Short exercise:
Below are some records; retype all of them exactly.
== Material to process
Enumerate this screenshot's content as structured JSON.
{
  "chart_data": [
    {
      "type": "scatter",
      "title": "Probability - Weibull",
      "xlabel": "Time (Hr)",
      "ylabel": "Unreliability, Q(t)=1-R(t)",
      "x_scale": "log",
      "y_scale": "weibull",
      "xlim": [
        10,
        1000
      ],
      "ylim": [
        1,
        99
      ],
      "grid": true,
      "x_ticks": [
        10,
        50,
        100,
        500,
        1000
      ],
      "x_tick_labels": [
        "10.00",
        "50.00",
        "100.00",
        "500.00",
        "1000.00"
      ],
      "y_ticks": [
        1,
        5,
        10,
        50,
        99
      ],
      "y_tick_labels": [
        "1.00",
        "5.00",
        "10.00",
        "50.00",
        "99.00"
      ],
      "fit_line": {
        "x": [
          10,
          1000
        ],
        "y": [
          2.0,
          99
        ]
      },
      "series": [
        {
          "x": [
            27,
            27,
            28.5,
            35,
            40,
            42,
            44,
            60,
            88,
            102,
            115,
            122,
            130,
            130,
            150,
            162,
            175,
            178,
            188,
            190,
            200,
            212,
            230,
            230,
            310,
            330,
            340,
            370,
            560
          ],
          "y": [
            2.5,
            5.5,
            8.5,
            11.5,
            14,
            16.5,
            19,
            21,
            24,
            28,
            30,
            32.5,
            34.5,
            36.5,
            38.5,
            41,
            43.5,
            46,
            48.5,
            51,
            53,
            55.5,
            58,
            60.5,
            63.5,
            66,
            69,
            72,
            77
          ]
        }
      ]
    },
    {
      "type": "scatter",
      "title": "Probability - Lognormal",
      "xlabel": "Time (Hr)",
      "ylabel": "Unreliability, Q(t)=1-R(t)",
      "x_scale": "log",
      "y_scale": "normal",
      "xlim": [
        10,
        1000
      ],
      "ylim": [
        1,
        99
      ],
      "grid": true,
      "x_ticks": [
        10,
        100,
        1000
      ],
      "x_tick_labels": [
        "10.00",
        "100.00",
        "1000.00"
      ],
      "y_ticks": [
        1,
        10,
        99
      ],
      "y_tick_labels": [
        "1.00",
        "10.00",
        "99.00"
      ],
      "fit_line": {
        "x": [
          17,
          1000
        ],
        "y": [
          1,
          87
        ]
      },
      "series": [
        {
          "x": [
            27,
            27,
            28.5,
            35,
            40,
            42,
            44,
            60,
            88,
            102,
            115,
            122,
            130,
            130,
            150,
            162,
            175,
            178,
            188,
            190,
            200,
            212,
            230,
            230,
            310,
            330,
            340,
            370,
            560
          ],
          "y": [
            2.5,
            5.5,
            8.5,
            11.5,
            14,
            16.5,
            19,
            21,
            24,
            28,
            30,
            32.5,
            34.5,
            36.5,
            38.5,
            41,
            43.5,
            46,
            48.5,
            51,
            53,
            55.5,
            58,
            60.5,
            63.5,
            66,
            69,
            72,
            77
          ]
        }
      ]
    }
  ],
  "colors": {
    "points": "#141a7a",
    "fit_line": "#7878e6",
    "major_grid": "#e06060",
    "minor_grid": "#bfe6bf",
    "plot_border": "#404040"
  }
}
====
Output of the exercise:
Enumerate this screenshot's content as structured JSON.
{
  "chart_data": [
    {
      "type": "scatter",
      "title": "Probability - Weibull",
      "xlabel": "Time (Hr)",
      "ylabel": "Unreliability, Q(t)=1-R(t)",
      "x_scale": "log",
      "y_scale": "weibull",
      "xlim": [
        10,
        1000
      ],
      "ylim": [
        1,
        99
      ],
      "grid": true,
      "x_ticks": [
        10,
        50,
        100,
        500,
        1000
      ],
      "x_tick_labels": [
        "10.00",
        "50.00",
        "100.00",
        "500.00",
        "1000.00"
      ],
      "y_ticks": [
        1,
        5,
        10,
        50,
        99
      ],
      "y_tick_labels": [
        "1.00",
        "5.00",
        "10.00",
        "50.00",
        "99.00"
      ],
      "fit_line": {
        "x": [
          10,
          1000
        ],
        "y": [
          2.0,
          99
        ]
      },
      "series": [
        {
          "x": [
            27,
            27,
            28.5,
            35,
            40,
            42,
            44,
            60,
            88,
            102,
            115,
            122,
            130,
            130,
            150,
            162,
            175,
            178,
            188,
            190,
            200,
            212,
            230,
            230,
            310,
            330,
            340,
            370,
            560
          ],
          "y": [
            2.5,
            5.5,
            8.5,
            11.5,
            14,
            16.5,
            19,
            21,
            24,
            28,
            30,
            32.5,
            34.5,
            36.5,
            38.5,
            41,
            43.5,
            46,
            48.5,
            51,
            53,
            55.5,
            58,
            60.5,
            63.5,
            66,
            69,
            72,
            77
          ]
        }
      ]
    },
    {
      "type": "scatter",
      "title": "Probability - Lognormal",
      "xlabel": "Time (Hr)",
      "ylabel": "Unreliability, Q(t)=1-R(t)",
      "x_scale": "log",
      "y_scale": "normal",
      "xlim": [
        10,
        1000
      ],
      "ylim": [
        1,
        99
      ],
      "grid": true,
      "x_ticks": [
        10,
        100,
        1000
      ],
      "x_tick_labels": [
        "10.00",
        "100.00",
        "1000.00"
      ],
      "y_ticks": [
        1,
        10,
        99
      ],
      "y_tick_labels": [
        "1.00",
        "10.00",
        "99.00"
      ],
      "fit_line": {
        "x": [
          17,
          1000
        ],
        "y": [
          1,
          87
        ]
      },
      "series": [
        {
          "x": [
            27,
            27,
            28.5,
            35,
            40,
            42,
            44,
            60,
            88,
            102,
            115,
            122,
            130,
            130,
            150,
            162,
            175,
            178,
            188,
            190,
            200,
            212,
            230,
            230,
            310,
            330,
            340,
            370,
            560
          ],
          "y": [
            2.5,
            5.5,
            8.5,
            11.5,
            14,
            16.5,
            19,
            21,
            24,
            28,
            30,
            32.5,
            34.5,
            36.5,
            38.5,
            41,
            43.5,
            46,
            48.5,
            51,
            53,
            55.5,
            58,
            60.5,
            63.5,
            66,
            69,
            72,
            77
          ]
        }
      ]
    }
  ],
  "colors": {
    "points": "#141a7a",
    "fit_line": "#7878e6",
    "major_grid": "#e06060",
    "minor_grid": "#bfe6bf",
    "plot_border": "#404040"
  }
}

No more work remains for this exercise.